What is required: Repeat the records below exactly as they appear.

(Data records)
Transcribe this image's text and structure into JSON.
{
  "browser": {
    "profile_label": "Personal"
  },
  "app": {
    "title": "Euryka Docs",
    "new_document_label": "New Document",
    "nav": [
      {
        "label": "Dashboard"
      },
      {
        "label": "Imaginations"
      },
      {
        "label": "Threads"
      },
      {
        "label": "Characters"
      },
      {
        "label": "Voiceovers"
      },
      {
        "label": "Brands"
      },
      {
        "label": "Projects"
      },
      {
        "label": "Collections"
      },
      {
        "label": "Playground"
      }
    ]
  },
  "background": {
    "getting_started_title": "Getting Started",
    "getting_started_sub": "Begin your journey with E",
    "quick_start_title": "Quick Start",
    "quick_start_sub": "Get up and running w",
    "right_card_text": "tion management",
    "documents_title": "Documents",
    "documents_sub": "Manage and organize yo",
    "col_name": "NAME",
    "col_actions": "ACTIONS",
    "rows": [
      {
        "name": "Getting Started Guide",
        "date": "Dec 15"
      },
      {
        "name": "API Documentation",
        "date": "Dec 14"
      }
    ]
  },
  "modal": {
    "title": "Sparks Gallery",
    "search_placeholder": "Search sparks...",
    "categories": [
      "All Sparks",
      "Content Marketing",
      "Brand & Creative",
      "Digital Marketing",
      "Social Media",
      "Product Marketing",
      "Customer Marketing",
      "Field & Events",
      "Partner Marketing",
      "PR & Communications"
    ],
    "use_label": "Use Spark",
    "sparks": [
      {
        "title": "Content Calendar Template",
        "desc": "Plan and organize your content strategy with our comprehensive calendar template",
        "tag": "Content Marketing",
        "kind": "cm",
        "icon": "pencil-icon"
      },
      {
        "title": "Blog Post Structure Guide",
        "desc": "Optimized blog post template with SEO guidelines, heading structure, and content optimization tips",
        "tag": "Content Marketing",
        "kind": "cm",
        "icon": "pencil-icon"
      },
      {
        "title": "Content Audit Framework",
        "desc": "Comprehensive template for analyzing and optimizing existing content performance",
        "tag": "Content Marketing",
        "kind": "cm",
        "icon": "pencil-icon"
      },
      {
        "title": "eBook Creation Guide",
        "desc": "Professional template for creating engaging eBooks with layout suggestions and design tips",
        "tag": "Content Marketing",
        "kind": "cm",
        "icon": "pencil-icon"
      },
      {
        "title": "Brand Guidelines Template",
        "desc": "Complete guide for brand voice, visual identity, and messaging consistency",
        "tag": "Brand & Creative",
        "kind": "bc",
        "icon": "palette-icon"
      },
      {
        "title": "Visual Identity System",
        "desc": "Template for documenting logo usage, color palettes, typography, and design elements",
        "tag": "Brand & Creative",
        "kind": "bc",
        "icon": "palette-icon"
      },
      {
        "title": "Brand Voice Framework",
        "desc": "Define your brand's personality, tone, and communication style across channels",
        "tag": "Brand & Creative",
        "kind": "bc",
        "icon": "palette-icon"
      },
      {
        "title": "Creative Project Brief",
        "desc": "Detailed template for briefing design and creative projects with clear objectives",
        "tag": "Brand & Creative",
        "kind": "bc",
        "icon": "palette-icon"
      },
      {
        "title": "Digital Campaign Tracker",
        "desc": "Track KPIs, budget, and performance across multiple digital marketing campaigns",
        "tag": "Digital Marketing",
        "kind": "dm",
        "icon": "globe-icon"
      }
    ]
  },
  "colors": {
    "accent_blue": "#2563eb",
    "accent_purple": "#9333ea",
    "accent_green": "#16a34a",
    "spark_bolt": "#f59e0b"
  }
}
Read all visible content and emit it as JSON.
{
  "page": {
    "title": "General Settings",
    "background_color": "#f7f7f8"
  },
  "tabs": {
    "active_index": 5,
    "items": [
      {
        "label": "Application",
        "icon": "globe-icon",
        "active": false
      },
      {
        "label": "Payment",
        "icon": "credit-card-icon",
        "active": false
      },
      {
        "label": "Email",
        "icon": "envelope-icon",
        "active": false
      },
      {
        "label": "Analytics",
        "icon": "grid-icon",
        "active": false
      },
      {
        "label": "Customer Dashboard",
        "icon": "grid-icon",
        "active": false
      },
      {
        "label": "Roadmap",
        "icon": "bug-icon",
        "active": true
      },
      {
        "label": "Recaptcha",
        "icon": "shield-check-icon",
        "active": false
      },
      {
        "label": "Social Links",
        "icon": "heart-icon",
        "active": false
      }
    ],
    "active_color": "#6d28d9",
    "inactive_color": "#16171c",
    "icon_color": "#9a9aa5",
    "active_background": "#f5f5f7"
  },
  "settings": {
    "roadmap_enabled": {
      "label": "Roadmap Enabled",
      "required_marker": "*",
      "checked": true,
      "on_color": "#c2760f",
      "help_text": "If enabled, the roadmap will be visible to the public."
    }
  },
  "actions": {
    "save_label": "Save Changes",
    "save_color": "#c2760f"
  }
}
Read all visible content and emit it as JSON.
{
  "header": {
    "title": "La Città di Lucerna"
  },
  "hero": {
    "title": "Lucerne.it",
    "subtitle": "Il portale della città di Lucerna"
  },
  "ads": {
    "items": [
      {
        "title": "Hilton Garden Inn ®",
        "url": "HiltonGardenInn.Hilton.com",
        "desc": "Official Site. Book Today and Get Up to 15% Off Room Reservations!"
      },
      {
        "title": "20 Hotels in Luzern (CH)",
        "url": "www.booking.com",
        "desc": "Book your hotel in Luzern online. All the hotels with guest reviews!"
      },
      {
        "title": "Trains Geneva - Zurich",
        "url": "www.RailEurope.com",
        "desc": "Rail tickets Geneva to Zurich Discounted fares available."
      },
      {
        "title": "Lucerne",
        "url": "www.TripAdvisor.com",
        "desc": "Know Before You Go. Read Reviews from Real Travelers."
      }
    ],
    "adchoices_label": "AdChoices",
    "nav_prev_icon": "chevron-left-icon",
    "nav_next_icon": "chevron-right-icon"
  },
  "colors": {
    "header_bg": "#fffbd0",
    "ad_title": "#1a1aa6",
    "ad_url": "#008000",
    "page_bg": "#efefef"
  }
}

Result of the exercise:
Transcribe this image's text and structure into JSON.
{
  "browser": {
    "profile_label": "Personal"
  },
  "app": {
    "title": "Euryka Docs",
    "new_document_label": "New Document",
    "nav": [
      {
        "label": "Dashboard"
      },
      {
        "label": "Imaginations"
      },
      {
        "label": "Threads"
      },
      {
        "label": "Characters"
      },
      {
        "label": "Voiceovers"
      },
      {
        "label": "Brands"
      },
      {
        "label": "Projects"
      },
      {
        "label": "Collections"
      },
      {
        "label": "Playground"
      }
    ]
  },
  "background": {
    "getting_started_title": "Getting Started",
    "getting_started_sub": "Begin your journey with E",
    "quick_start_title": "Quick Start",
    "quick_start_sub": "Get up and running w",
    "right_card_text": "tion management",
    "documents_title": "Documents",
    "documents_sub": "Manage and organize yo",
    "col_name": "NAME",
    "col_actions": "ACTIONS",
    "rows": [
      {
        "name": "Getting Started Guide",
        "date": "Dec 15"
      },
      {
        "name": "API Documentation",
        "date": "Dec 14"
      }
    ]
  },
  "modal": {
    "title": "Sparks Gallery",
    "search_placeholder": "Search sparks...",
    "categories": [
      "All Sparks",
      "Content Marketing",
      "Brand & Creative",
      "Digital Marketing",
      "Social Media",
      "Product Marketing",
      "Customer Marketing",
      "Field & Events",
      "Partner Marketing",
      "PR & Communications"
    ],
    "use_label": "Use Spark",
    "sparks": [
      {
        "title": "Content Calendar Template",
        "desc": "Plan and organize your content strategy with our comprehensive calendar template",
        "tag": "Content Marketing",
        "kind": "cm",
        "icon": "pencil-icon"
      },
      {
        "title": "Blog Post Structure Guide",
        "desc": "Optimized blog post template with SEO guidelines, heading structure, and content optimization tips",
        "tag": "Content Marketing",
        "kind": "cm",
        "icon": "pencil-icon"
      },
      {
        "title": "Content Audit Framework",
        "desc": "Comprehensive template for analyzing and optimizing existing content performance",
        "tag": "Content Marketing",
        "kind": "cm",
        "icon": "pencil-icon"
      },
      {
        "title": "eBook Creation Guide",
        "desc": "Professional template for creating engaging eBooks with layout suggestions and design tips",
        "tag": "Content Marketing",
        "kind": "cm",
        "icon": "pencil-icon"
      },
      {
        "title": "Brand Guidelines Template",
        "desc": "Complete guide for brand voice, visual identity, and messaging consistency",
        "tag": "Brand & Creative",
        "kind": "bc",
        "icon": "palette-icon"
      },
      {
        "title": "Visual Identity System",
        "desc": "Template for documenting logo usage, color palettes, typography, and design elements",
        "tag": "Brand & Creative",
        "kind": "bc",
        "icon": "palette-icon"
      },
      {
        "title": "Brand Voice Framework",
        "desc": "Define your brand's personality, tone, and communication style across channels",
        "tag": "Brand & Creative",
        "kind": "bc",
        "icon": "palette-icon"
      },
      {
        "title": "Creative Project Brief",
        "desc": "Detailed template for briefing design and creative projects with clear objectives",
        "tag": "Brand & Creative",
        "kind": "bc",
        "icon": "palette-icon"
      },
      {
        "title": "Digital Campaign Tracker",
        "desc": "Track KPIs, budget, and performance across multiple digital marketing campaigns",
        "tag": "Digital Marketing",
        "kind": "dm",
        "icon": "globe-icon"
      }
    ]
  },
  "colors": {
    "accent_blue": "#2563eb",
    "accent_purple": "#9333ea",
    "accent_green": "#16a34a",
    "spark_bolt": "#f59e0b"
  }
}
Read all visible content and emit it as JSON.
{
  "page": {
    "title": "General Settings",
    "background_color": "#f7f7f8"
  },
  "tabs": {
    "active_index": 5,
    "items": [
      {
        "label": "Application",
        "icon": "globe-icon",
        "active": false
      },
      {
        "label": "Payment",
        "icon": "credit-card-icon",
        "active": false
      },
      {
        "label": "Email",
        "icon": "envelope-icon",
        "active": false
      },
      {
        "label": "Analytics",
        "icon": "grid-icon",
        "active": false
      },
      {
        "label": "Customer Dashboard",
        "icon": "grid-icon",
        "active": false
      },
      {
        "label": "Roadmap",
        "icon": "bug-icon",
        "active": true
      },
      {
        "label": "Recaptcha",
        "icon": "shield-check-icon",
        "active": false
      },
      {
        "label": "Social Links",
        "icon": "heart-icon",
        "active": false
      }
    ],
    "active_color": "#6d28d9",
    "inactive_color": "#16171c",
    "icon_color": "#9a9aa5",
    "active_background": "#f5f5f7"
  },
  "settings": {
    "roadmap_enabled": {
      "label": "Roadmap Enabled",
      "required_marker": "*",
      "checked": true,
      "on_color": "#c2760f",
      "help_text": "If enabled, the roadmap will be visible to the public."
    }
  },
  "actions": {
    "save_label": "Save Changes",
    "save_color": "#c2760f"
  }
}
Read all visible content and emit it as JSON.
{
  "header": {
    "title": "La Città di Lucerna"
  },
  "hero": {
    "title": "Lucerne.it",
    "subtitle": "Il portale della città di Lucerna"
  },
  "ads": {
    "items": [
      {
        "title": "Hilton Garden Inn ®",
        "url": "HiltonGardenInn.Hilton.com",
        "desc": "Official Site. Book Today and Get Up to 15% Off Room Reservations!"
      },
      {
        "title": "20 Hotels in Luzern (CH)",
        "url": "www.booking.com",
        "desc": "Book your hotel in Luzern online. All the hotels with guest reviews!"
      },
      {
        "title": "Trains Geneva - Zurich",
        "url": "www.RailEurope.com",
        "desc": "Rail tickets Geneva to Zurich Discounted fares available."
      },
      {
        "title": "Lucerne",
        "url": "www.TripAdvisor.com",
        "desc": "Know Before You Go. Read Reviews from Real Travelers."
      }
    ],
    "adchoices_label": "AdChoices",
    "nav_prev_icon": "chevron-left-icon",
    "nav_next_icon": "chevron-right-icon"
  },
  "colors": {
    "header_bg": "#fffbd0",
    "ad_title": "#1a1aa6",
    "ad_url": "#008000",
    "page_bg": "#efefef"
  }
}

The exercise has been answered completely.